Directive:
Collect from the data below each line with "have".

---*---

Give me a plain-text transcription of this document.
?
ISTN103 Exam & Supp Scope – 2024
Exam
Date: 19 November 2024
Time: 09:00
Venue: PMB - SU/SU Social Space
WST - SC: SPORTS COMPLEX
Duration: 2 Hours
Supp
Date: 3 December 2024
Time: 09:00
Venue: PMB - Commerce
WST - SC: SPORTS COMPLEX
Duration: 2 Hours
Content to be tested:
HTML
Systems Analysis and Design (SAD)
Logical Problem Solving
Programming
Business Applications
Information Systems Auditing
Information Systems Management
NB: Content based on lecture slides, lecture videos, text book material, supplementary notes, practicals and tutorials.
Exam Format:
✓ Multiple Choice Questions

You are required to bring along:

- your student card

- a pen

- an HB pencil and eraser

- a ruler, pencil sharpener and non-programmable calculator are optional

---*---

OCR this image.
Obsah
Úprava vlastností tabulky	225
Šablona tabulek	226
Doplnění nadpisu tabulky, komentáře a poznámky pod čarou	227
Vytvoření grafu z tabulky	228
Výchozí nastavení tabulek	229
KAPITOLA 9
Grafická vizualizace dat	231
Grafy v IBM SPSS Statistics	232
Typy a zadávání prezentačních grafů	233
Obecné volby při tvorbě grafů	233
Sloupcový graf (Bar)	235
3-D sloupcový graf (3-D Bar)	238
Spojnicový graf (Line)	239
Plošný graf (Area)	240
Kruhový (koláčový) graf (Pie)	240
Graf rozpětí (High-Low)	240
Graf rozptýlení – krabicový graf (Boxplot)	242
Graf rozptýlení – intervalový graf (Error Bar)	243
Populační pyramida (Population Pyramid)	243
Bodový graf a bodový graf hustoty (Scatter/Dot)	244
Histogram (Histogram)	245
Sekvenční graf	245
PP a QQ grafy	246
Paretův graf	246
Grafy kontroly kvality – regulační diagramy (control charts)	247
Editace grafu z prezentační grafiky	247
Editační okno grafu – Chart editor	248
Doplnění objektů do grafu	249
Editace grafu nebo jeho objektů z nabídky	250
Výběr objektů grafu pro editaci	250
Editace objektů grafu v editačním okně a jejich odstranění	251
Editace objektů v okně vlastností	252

---*---

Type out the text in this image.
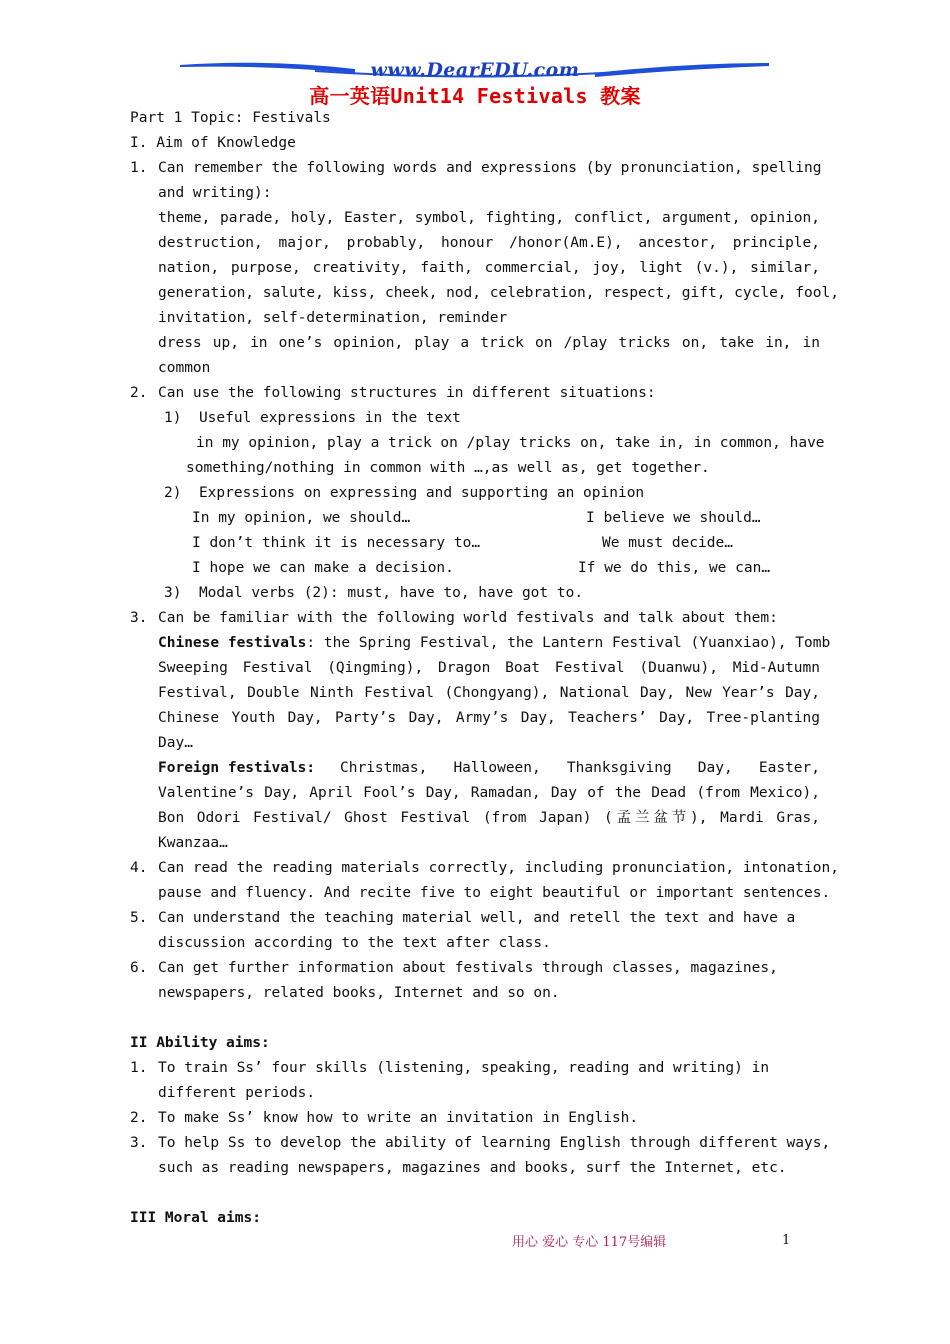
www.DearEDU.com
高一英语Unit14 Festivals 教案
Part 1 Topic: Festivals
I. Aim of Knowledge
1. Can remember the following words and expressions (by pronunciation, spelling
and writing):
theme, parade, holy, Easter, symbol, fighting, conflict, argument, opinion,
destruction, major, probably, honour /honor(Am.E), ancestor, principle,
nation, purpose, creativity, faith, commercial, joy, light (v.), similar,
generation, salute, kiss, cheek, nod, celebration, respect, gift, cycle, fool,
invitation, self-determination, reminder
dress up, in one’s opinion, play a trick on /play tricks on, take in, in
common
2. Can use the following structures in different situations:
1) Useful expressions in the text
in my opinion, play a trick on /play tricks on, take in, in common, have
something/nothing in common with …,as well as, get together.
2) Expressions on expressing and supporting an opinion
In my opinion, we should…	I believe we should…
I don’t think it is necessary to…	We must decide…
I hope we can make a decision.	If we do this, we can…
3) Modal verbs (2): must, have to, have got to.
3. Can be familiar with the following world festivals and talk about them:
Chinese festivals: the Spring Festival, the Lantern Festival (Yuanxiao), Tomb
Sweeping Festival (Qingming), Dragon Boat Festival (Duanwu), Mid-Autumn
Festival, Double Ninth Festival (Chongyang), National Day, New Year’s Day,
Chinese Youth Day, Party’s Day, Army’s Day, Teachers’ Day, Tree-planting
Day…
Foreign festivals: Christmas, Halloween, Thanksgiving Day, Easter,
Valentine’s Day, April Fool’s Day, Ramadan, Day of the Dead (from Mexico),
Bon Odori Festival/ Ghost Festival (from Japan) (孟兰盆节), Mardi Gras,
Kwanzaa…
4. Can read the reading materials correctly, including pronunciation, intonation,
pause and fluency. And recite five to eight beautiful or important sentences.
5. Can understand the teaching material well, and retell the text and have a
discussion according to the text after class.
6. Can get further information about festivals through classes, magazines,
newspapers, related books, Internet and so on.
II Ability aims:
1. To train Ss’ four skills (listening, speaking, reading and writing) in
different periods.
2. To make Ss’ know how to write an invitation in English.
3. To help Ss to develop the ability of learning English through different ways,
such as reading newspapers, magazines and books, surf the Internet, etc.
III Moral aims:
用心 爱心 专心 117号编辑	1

---*---

Worked solution:
in my opinion, play a trick on /play tricks on, take in, in common, have
3) Modal verbs (2): must, have to, have got to.
5. Can understand the teaching material well, and retell the text and have a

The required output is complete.